◆ Sezione del documento:
+++

Una problematica che è solo agli albori, desta ancora poco interesse, pur figurando tra i punti nell’agenda del nuovo Parlamento europeo. Ed è bene conoscerla, perché i rischi, per chi non rispetta le regole, sono elevati: «Per violazioni della normativa della privacy sono previste sanzioni amministrative da 10 a 120mila euro - spiega Bolognini -. E per la trasmissione di dati all’estero le responsabilità sono anche penali: da 1 a tre anni di reclusione; mentre per il trattamento illecito di dati il codice penale prevede da 6 a 18 mesi. E per l’omissione di misure minime di sicurezza, c’è l’arresto fino a due anni». «Inoltre - prosegue l’esperto - la legge dice anche che i dati personali trattati in violazione della legge sono inutilizzabili. Che cosa succede se viene dichiarata inutilizzabile l’evidenza di un compito in classe?».

Il sondaggio

Le regole base per la gestione del «cloud computing» le ha spiegate a Roma l’IIP, insieme all’associazione americana SafeGov, che ha anche presentato i risultati di un sondaggio rivolto ai genitori italiani (indagine replicata in quattro Paesi europei e in diversi Paesi del mondo), per valutare le loro opinioni sull’utilizzo delle applicazioni e degli strumenti online nelle scuole. Secondo il sondaggio, la maggioranza dei genitori italiani ritiene che l’utilizzo di Internet a scuola possa apportare vantaggi significativi agli studenti ed è favorevole all’uso di strumenti online per le attività di apprendimento (delle lingue straniere, soprattutto: 60%) e per migliorare il rendimento scolastico; ma la maggior parte dei genitori ha anche espresso preoccupazione circa l’uso improprio delle pratiche di creazione di profili e di monitoraggio delle attività online dei propri figli a scuola. Oltre al controllo delle email, i genitori sono contrari (86%) al monitoraggio da parte delle società Internet delle attività dei ragazzi sui social network e sui canali video, su tablet e smartphone per scopi diversi da quelli didattici, ad esempio pubblicitari. Infine, il 72% dei genitori ritiene che spetti alle scuole garantire la protezione della privacy degli studenti e propone che sempre le scuole richiedano servizi di posta elettronica che offrano garanzie contro la creazione di profili a fini pubblicitari.

+++

◆ Domande:
**a.** Stabilisci se ciascuna affermazione concorda con l'articolo sulla privacy a scuola: rispondi sì o no e cita testualmente le parole che lo decidono. (i) Per la trasmissione di dati all'estero sono previste anche responsabilità penali. (ii) Il sondaggio tra i genitori è stato svolto soltanto in Italia. (iii) Il 72% dei genitori pensa che la tutela della privacy degli studenti spetti alle famiglie.
**b.** Riprendi l'articolo sulla privacy a scuola e prosegui dal punto in cui si interrompe.
Le righe riportate più avanti non servono.

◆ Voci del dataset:

+++

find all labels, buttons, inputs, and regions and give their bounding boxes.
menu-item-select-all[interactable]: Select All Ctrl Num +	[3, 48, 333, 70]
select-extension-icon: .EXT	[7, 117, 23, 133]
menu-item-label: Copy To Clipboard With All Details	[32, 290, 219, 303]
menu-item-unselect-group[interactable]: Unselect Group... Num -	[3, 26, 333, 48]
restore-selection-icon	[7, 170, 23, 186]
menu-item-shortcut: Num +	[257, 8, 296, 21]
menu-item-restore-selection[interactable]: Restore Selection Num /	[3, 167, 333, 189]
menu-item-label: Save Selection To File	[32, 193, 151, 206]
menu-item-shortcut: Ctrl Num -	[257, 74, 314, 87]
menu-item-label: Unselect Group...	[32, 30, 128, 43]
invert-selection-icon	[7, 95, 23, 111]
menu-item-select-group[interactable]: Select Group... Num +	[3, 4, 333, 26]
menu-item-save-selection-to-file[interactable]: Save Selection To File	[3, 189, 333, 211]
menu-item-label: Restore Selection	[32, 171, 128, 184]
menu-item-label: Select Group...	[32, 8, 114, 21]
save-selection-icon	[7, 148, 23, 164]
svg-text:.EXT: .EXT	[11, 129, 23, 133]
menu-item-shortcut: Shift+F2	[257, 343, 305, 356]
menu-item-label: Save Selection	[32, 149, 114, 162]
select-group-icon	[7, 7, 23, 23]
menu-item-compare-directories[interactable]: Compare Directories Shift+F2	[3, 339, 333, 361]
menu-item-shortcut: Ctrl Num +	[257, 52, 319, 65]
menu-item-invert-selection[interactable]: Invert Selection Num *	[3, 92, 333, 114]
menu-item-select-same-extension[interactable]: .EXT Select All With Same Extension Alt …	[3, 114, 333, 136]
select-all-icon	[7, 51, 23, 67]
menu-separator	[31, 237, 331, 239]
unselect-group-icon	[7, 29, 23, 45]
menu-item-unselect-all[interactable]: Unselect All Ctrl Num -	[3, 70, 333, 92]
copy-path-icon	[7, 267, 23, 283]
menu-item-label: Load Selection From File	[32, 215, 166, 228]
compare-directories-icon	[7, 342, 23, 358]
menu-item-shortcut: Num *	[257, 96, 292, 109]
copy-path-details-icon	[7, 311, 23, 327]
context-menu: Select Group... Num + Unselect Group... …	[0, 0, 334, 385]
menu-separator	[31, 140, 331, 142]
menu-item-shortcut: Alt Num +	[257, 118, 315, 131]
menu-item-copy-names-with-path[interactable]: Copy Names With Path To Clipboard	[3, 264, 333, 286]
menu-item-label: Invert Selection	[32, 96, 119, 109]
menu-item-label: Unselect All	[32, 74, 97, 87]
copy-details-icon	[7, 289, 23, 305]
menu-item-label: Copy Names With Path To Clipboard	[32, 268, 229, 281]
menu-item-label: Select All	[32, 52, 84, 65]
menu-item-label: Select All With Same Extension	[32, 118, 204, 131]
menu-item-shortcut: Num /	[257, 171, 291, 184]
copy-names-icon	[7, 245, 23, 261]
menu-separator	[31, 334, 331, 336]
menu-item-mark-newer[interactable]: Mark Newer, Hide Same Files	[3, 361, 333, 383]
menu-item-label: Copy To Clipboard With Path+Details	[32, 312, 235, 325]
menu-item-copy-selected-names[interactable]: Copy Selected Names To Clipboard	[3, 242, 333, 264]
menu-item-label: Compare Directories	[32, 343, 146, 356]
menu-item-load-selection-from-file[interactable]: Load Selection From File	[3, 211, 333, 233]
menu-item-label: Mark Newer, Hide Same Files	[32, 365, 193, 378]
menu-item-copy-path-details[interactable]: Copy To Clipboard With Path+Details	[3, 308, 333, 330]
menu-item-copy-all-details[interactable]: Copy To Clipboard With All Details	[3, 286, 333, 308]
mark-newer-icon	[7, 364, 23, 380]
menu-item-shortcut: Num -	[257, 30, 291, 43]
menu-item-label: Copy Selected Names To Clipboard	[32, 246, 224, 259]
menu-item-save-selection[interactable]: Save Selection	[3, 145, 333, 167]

+++

◆ Risultati attesi:
**a.**
(i) Sì: «per la trasmissione di dati all’estero le responsabilità sono anche penali».
(ii) No: «indagine replicata in quattro Paesi europei e in diversi Paesi del mondo».
(iii) No: «il 72% dei genitori ritiene che spetti alle scuole garantire la protezione della privacy degli studenti».

**b.**
Il manuale

Obiettivo della campagna di IIP e di SafeGov «non è certo frenare l’avanzata del nuovo», ha dichiarato il presidente dell’associazione americana, Jeff Gould, «ma dire che le cose vanno fatte bene, firmando i contratti di impegno, vincolano i fornitori di tecnologie al rispetto degli standard; e aiutare aziende, scuole e responsabili politici ad attuare le misure necessarie per garantire agli studenti una protezione speciale quando in classe utilizzano strumenti online, applicazioni di social network, tablet o altri dispositivi». Per questo in occasione dell’incontro romano, l’Istituto per la Privacy ha distribuito un manuale sulla Privacy e il Cloud Computing nel settore della pubblica istruzione (con riferimenti anche ai trattamenti di dati su piattaforme cloud nella P.A. in generale), che è disponibile anche online.